Return the entries below exactly as written.

= = = = =

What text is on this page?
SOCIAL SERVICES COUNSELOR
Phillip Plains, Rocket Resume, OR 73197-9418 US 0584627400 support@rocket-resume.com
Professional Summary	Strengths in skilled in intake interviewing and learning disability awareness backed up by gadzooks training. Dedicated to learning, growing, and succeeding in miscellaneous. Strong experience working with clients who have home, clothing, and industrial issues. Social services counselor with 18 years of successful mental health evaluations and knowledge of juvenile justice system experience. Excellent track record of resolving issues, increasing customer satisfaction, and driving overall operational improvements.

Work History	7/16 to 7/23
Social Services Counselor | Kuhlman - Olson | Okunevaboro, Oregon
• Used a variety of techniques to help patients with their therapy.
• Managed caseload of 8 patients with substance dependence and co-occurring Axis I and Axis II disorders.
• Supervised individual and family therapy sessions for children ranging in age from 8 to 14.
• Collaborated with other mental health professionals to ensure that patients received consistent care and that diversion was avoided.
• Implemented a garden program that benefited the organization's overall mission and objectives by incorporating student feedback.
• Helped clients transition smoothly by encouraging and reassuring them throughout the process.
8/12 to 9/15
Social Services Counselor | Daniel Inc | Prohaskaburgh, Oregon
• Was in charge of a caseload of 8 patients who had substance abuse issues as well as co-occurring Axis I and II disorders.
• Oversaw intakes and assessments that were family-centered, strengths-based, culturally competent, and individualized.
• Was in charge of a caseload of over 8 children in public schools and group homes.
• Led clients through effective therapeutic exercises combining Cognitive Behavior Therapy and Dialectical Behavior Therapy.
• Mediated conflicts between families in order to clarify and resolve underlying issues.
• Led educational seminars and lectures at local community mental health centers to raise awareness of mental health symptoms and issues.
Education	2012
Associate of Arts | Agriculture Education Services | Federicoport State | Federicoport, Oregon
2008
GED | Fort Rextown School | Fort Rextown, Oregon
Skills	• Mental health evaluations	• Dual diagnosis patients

= = = = =

• Reply to the task:
What text is on this page?
SOCIAL SERVICES COUNSELOR
Phillip Plains, Rocket Resume, OR 73197-9418 US 0584627400 support@rocket-resume.com
Professional Summary	Strengths in skilled in intake interviewing and learning disability awareness backed up by gadzooks training. Dedicated to learning, growing, and succeeding in miscellaneous. Strong experience working with clients who have home, clothing, and industrial issues. Social services counselor with 18 years of successful mental health evaluations and knowledge of juvenile justice system experience. Excellent track record of resolving issues, increasing customer satisfaction, and driving overall operational improvements.

Work History	7/16 to 7/23
Social Services Counselor | Kuhlman - Olson | Okunevaboro, Oregon
• Used a variety of techniques to help patients with their therapy.
• Managed caseload of 8 patients with substance dependence and co-occurring Axis I and Axis II disorders.
• Supervised individual and family therapy sessions for children ranging in age from 8 to 14.
• Collaborated with other mental health professionals to ensure that patients received consistent care and that diversion was avoided.
• Implemented a garden program that benefited the organization's overall mission and objectives by incorporating student feedback.
• Helped clients transition smoothly by encouraging and reassuring them throughout the process.
8/12 to 9/15
Social Services Counselor | Daniel Inc | Prohaskaburgh, Oregon
• Was in charge of a caseload of 8 patients who had substance abuse issues as well as co-occurring Axis I and II disorders.
• Oversaw intakes and assessments that were family-centered, strengths-based, culturally competent, and individualized.
• Was in charge of a caseload of over 8 children in public schools and group homes.
• Led clients through effective therapeutic exercises combining Cognitive Behavior Therapy and Dialectical Behavior Therapy.
• Mediated conflicts between families in order to clarify and resolve underlying issues.
• Led educational seminars and lectures at local community mental health centers to raise awareness of mental health symptoms and issues.
Education	2012
Associate of Arts | Agriculture Education Services | Federicoport State | Federicoport, Oregon
2008
GED | Fort Rextown School | Fort Rextown, Oregon
Skills	• Mental health evaluations	• Dual diagnosis patients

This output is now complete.